[Records]
::::::

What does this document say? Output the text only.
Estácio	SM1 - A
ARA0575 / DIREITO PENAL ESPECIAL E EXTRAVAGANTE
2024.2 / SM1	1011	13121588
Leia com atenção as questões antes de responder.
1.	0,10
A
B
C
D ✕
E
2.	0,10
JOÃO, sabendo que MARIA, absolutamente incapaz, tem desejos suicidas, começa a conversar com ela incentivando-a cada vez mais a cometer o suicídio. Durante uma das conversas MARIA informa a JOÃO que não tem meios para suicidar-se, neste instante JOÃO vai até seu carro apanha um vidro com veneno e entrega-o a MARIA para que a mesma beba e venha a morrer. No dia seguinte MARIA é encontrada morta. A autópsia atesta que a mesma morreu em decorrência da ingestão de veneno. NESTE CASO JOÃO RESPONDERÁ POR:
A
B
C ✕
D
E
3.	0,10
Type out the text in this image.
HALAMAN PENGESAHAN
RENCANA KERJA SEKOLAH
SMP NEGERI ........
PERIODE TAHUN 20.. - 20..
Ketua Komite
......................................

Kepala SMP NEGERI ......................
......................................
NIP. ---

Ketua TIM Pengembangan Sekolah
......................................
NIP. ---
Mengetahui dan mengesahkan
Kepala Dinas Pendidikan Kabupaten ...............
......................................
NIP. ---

::::::

Going through the entries above, tally each line that has the word "text". Answer with the number only.

2